> [TASK BRIEF]: Filter these entries so that only lines with the word "icon" remain.

> [DATA EXTRACT]:
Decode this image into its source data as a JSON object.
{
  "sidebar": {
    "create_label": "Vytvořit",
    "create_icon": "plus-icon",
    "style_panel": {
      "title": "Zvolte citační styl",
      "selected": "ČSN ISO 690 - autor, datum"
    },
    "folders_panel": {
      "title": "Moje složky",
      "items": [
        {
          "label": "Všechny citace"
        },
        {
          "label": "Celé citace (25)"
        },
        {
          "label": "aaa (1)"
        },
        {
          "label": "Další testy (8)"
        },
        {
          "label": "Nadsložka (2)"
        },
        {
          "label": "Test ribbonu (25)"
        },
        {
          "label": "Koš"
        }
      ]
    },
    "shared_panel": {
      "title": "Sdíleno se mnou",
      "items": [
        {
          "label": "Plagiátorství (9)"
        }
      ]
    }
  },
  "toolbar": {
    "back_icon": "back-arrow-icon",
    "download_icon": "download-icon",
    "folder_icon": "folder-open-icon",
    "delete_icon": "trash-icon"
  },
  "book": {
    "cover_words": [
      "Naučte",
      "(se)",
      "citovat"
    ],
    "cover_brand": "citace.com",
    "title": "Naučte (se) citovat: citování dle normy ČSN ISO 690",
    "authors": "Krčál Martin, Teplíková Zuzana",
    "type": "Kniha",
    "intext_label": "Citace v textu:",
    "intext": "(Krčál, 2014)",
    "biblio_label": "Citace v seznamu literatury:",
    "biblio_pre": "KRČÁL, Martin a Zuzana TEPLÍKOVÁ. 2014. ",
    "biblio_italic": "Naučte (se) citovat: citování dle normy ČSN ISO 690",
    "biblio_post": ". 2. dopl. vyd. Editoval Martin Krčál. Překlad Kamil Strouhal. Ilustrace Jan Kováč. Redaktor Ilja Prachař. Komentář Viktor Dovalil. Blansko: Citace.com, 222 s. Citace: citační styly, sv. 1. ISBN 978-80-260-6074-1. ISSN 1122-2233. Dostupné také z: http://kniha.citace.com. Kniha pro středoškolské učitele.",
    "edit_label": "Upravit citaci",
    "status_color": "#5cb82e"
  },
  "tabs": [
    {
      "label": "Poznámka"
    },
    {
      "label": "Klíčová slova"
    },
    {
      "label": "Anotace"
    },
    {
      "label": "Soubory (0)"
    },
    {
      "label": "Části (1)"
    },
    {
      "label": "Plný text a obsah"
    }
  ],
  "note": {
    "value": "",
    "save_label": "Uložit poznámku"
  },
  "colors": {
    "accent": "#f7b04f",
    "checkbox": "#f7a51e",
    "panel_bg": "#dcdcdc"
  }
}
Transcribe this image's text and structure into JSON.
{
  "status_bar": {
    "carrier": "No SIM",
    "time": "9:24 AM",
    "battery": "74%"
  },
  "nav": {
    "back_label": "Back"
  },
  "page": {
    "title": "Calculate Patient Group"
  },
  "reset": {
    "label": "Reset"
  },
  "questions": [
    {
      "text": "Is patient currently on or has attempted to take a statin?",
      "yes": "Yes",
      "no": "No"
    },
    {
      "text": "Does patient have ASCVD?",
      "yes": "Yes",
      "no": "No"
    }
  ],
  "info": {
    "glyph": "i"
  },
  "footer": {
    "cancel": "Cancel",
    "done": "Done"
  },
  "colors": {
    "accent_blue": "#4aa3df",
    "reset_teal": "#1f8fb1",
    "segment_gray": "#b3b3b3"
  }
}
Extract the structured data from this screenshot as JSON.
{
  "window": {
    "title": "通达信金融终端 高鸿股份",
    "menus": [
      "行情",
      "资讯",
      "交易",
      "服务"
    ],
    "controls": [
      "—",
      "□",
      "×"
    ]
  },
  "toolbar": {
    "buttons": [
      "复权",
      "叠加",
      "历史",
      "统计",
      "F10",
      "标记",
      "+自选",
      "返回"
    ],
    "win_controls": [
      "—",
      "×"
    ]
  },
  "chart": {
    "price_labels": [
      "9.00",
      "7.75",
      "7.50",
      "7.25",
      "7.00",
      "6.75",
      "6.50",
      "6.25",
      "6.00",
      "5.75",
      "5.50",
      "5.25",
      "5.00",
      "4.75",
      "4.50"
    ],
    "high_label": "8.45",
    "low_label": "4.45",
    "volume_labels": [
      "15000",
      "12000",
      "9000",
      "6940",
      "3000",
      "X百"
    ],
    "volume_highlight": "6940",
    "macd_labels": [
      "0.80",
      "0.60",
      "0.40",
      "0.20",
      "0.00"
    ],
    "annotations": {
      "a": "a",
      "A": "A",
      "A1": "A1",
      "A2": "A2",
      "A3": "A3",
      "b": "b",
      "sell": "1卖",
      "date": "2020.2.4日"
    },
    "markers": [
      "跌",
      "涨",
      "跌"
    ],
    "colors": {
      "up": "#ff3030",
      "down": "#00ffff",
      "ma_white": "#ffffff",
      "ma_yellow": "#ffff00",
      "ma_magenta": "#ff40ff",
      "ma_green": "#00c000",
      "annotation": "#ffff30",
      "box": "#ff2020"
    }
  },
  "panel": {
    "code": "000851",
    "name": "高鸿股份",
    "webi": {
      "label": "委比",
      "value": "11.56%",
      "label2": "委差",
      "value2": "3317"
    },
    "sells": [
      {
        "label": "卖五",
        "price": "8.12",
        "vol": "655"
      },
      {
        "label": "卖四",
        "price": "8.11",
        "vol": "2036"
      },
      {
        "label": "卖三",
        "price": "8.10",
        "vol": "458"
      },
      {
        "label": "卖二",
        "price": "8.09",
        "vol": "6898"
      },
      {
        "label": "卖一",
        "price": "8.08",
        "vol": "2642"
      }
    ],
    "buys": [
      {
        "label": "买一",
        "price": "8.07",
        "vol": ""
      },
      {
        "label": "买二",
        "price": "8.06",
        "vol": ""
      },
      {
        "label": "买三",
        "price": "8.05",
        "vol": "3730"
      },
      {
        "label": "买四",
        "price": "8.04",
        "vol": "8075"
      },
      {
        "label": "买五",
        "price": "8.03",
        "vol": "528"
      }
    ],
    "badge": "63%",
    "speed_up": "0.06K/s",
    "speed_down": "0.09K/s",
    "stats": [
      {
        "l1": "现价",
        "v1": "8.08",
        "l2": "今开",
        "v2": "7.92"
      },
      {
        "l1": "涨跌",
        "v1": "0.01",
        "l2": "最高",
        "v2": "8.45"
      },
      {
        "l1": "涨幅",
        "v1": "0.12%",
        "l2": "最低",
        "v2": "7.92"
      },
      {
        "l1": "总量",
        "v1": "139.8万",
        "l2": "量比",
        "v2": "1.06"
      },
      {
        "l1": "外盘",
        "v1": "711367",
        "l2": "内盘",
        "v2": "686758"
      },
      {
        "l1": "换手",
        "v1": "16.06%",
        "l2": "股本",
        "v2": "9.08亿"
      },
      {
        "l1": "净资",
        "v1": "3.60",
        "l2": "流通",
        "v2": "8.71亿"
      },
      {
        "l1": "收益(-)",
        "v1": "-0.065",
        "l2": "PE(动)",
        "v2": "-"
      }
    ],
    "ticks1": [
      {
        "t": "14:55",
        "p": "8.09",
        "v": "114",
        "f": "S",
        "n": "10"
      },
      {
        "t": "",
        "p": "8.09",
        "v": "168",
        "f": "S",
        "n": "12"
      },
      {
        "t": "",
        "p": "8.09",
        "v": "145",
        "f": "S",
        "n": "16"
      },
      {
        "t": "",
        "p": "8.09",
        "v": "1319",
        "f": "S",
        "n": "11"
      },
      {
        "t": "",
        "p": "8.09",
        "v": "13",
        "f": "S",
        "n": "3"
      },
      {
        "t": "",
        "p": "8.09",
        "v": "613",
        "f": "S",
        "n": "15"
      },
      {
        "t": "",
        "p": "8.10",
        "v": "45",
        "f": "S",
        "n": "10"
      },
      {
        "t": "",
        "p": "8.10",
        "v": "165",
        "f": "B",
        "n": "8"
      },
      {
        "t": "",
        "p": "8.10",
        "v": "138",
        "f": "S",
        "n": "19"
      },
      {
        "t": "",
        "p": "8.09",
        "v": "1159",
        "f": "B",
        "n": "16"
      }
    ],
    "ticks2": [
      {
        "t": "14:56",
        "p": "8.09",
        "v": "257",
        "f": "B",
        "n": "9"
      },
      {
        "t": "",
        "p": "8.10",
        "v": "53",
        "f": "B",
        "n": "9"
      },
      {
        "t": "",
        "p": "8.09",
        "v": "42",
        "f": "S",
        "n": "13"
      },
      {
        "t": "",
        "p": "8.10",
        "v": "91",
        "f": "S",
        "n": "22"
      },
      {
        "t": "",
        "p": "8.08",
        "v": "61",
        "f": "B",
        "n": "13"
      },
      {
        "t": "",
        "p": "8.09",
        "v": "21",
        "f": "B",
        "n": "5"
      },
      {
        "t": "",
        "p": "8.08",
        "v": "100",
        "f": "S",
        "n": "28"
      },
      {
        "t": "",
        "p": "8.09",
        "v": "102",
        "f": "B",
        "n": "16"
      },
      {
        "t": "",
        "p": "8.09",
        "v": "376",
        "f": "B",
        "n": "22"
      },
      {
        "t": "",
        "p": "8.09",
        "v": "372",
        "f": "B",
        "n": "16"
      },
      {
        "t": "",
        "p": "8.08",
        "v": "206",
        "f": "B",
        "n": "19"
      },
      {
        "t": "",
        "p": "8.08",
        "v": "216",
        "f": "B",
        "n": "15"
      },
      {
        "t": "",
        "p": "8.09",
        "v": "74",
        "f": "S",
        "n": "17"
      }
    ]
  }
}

> [RESULT OF THIS TASK]:
    "create_icon": "plus-icon",
    "back_icon": "back-arrow-icon",
    "download_icon": "download-icon",
    "folder_icon": "folder-open-icon",
    "delete_icon": "trash-icon"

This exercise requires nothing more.